EXTRAIT DE PAGE:
Pas d’accord sur le retrait des bases russes

La ministre géorgienne des Affaires étrangères, Salomé Zourabichvili.(Photo : AFP)
La ministre géorgienne des Affaires étrangères, Salomé Zourabichvili.
(Photo : AFP)
Le 6 mai, la ministre des Affaires étrangères géorgienne annonce l’absence d’accord avec la Russie concernant le retrait des deux dernières bases russes de Géorgie, legs de l’époque soviétique. Pourtant, le 25 avril, un accord verbal semblait avoir été conclu.

De notre correspondant à Tbilissi

Un pas en avant, deux en arrière. Voilà à quoi ressemblent les négociations entre Tbilissi et Moscou au sujet du retrait des deux dernières bases militaires russes de Géorgie. Le 25 avril, la ministre des Affaires étrangères de Géorgie, Salomé Zourabichvili, bien qu’extrêmement prudente, parle de «progrès concrets». Onze jours plus tard, le 6 mai, elle annonce l’échec des négociations… et la décision de son président, Mikhaïl Saakachvili, de ne pas se rendre à Moscou, le 9 mai, pour les cérémonies du 60e anniversaire de la capitulation nazie.

«Ces bases sont le dernier legs de la domination totalitaire soviétique ici et nous espérons que cette question sera résolue d’une manière civilisée et diplomatique», déclare le président Saakachvili, le 7 mai. Tbilissi réclame depuis des années le retrait des forces russes des bases de Batoumi, à la frontière turque, et d’Akhalkalaki, située au Sud du pays dans une région majoritairement peuplée d’Arméniens ; 3 000 hommes en tout. Seulement.

CONSIGNE DONNÉE A:
Recopiez telles quelles les lignes des données d'annotation, de la toute première jusqu'à celle qui contient "class-name: WebApplication3.Migrations.m2: [290, 130, 482, 144]", celle-ci comprise.

Données d'annotation spatiale
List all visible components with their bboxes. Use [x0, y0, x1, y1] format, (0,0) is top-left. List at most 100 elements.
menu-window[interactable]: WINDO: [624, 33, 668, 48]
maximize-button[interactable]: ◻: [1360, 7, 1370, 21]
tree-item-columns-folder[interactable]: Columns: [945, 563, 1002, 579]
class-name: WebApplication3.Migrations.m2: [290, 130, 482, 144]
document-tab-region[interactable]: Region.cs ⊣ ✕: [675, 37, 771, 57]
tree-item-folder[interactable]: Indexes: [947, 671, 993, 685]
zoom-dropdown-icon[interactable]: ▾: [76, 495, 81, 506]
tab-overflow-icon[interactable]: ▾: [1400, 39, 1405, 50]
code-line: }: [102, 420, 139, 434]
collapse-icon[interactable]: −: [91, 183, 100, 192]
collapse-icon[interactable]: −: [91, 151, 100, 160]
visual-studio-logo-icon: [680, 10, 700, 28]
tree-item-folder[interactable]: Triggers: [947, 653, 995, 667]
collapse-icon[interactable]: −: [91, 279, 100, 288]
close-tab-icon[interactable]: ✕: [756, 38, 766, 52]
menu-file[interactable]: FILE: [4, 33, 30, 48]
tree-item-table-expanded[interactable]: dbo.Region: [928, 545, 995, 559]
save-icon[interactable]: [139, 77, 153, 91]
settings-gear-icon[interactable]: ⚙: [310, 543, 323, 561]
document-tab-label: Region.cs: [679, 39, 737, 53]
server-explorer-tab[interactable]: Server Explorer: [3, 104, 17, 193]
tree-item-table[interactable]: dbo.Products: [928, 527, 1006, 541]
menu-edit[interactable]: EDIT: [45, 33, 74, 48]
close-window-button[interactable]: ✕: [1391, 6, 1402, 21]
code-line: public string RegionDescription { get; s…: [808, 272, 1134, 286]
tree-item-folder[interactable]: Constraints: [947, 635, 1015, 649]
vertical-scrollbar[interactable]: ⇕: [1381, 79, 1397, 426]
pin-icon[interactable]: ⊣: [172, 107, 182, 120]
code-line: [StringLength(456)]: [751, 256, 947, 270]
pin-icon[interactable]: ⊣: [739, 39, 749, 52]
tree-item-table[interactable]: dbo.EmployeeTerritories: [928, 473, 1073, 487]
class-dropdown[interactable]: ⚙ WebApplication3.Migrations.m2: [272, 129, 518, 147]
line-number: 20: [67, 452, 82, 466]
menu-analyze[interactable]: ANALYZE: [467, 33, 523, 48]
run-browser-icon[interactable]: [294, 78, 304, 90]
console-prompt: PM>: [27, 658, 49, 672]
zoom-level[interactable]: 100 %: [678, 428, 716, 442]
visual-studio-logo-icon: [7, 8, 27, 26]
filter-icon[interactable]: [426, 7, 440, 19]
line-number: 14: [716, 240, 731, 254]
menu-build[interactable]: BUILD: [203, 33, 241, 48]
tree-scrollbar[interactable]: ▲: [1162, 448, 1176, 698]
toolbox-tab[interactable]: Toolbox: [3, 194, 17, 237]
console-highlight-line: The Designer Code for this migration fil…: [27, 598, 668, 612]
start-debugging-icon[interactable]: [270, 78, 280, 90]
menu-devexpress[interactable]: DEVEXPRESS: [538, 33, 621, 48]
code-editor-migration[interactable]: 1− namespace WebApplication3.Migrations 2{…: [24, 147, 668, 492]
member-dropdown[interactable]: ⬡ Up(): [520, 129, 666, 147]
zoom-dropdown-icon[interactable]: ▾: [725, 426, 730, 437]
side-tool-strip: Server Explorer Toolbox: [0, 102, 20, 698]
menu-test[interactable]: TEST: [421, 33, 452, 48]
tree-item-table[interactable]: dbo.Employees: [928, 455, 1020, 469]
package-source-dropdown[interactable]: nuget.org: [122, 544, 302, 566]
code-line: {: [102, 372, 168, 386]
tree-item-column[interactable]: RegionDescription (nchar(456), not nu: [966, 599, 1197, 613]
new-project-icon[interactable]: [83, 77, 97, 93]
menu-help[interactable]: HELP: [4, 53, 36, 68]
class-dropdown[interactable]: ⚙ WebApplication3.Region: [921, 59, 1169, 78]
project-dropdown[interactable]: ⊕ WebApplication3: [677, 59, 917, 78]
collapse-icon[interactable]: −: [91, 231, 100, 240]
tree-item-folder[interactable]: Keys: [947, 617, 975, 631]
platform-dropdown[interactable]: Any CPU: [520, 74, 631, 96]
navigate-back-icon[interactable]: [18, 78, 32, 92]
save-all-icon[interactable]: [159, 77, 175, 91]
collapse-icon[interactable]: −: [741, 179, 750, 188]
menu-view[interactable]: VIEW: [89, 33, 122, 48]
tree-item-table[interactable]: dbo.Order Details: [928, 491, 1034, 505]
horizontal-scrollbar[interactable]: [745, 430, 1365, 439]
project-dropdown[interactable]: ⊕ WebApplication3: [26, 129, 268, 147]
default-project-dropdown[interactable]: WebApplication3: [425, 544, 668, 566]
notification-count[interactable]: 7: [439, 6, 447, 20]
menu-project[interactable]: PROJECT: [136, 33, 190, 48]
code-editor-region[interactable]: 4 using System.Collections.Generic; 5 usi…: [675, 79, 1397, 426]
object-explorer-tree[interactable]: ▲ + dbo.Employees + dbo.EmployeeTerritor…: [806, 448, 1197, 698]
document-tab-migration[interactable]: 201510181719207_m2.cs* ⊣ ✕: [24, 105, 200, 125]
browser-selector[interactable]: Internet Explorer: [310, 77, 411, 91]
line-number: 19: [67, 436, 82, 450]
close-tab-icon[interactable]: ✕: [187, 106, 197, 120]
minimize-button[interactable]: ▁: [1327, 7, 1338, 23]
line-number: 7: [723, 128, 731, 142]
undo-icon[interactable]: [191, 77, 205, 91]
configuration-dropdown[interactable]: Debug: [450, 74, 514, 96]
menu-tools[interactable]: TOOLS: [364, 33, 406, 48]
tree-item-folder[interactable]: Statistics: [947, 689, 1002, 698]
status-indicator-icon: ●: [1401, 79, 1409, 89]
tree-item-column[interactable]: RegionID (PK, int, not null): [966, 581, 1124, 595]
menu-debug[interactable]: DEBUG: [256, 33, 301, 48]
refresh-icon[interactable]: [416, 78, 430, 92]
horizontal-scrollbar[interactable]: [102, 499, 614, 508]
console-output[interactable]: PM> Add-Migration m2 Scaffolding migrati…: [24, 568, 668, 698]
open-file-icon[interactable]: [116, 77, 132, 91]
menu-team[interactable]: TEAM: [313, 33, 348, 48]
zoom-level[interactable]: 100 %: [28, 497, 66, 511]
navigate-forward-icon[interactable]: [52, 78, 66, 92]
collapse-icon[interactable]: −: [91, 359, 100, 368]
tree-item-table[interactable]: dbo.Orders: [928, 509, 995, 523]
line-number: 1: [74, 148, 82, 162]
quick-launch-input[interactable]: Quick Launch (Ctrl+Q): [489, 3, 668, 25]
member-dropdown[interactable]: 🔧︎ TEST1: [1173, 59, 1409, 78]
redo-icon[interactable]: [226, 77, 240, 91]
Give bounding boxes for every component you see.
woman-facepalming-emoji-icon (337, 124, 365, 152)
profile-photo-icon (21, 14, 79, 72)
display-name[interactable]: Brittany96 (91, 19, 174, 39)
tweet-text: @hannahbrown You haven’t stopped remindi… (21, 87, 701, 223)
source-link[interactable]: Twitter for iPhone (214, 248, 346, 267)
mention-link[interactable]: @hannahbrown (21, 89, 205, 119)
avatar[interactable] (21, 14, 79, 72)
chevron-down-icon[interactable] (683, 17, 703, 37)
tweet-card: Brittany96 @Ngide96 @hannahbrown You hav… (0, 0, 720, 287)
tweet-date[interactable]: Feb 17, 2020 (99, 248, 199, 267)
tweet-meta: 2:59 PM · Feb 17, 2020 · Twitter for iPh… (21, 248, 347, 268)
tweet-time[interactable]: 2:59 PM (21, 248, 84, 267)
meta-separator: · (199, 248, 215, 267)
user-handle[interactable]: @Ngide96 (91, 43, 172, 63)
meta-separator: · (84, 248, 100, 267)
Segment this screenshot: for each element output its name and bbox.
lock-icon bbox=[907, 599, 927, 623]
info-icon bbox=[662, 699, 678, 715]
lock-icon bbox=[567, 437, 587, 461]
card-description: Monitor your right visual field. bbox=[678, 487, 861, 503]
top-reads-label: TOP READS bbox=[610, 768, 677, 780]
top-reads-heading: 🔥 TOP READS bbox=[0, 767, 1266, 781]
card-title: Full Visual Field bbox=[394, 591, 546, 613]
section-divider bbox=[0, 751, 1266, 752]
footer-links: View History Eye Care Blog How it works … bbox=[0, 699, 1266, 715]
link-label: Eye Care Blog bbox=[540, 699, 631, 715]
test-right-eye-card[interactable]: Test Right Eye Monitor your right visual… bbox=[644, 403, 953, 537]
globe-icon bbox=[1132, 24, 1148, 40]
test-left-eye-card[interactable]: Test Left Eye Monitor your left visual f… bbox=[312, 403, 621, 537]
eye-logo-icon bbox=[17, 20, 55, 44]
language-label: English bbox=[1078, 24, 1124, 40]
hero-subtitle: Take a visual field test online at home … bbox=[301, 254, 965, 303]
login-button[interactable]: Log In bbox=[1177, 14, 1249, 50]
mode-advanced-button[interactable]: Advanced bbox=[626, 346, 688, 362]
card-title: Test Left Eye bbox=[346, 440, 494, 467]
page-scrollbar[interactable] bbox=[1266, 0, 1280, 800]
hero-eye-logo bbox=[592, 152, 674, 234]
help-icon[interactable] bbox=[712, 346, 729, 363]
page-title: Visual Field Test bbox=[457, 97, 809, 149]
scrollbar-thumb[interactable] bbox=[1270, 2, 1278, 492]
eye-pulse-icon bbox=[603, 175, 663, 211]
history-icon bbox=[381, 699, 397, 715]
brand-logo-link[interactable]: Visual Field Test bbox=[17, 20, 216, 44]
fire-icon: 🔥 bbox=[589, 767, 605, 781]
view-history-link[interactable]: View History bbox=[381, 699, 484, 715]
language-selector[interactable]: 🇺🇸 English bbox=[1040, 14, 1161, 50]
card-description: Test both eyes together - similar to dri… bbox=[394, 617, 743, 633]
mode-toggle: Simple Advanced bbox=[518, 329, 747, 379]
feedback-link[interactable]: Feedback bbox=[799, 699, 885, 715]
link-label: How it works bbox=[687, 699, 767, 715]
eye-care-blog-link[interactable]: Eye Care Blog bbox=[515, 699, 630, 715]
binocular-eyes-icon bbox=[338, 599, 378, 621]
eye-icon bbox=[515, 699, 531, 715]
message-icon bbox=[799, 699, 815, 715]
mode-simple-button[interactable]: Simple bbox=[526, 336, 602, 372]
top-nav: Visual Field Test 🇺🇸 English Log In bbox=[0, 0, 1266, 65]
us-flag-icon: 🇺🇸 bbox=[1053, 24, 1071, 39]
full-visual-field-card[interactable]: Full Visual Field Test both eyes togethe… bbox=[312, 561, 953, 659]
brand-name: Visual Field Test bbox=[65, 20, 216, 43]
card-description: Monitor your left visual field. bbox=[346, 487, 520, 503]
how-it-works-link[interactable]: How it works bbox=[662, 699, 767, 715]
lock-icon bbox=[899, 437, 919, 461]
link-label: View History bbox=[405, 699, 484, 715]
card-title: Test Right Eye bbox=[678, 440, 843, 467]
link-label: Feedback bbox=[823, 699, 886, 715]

CONSIGNE DONNÉE B:
Répondez aux questions suivantes d'après l'extrait sur les bases russes en Géorgie.
(i) À quelle date la ministre géorgienne des Affaires étrangères annonce-t-elle l'absence d'accord avec la Russie ?
(ii) Où se situe la base de Batoumi ?
(iii) Combien d'hommes les forces russes des deux bases comptent-elles en tout ?

SOLUTION DU PROBLÈME A:
List all visible components with their bboxes. Use [x0, y0, x1, y1] format, (0,0) is top-left. List at most 100 elements.
menu-window[interactable]: WINDO: [624, 33, 668, 48]
maximize-button[interactable]: ◻: [1360, 7, 1370, 21]
tree-item-columns-folder[interactable]: Columns: [945, 563, 1002, 579]
class-name: WebApplication3.Migrations.m2: [290, 130, 482, 144]

SOLUTION DU PROBLÈME B:
(i) Le 6 mai.
(ii) À la frontière turque.
(iii) 3 000 hommes.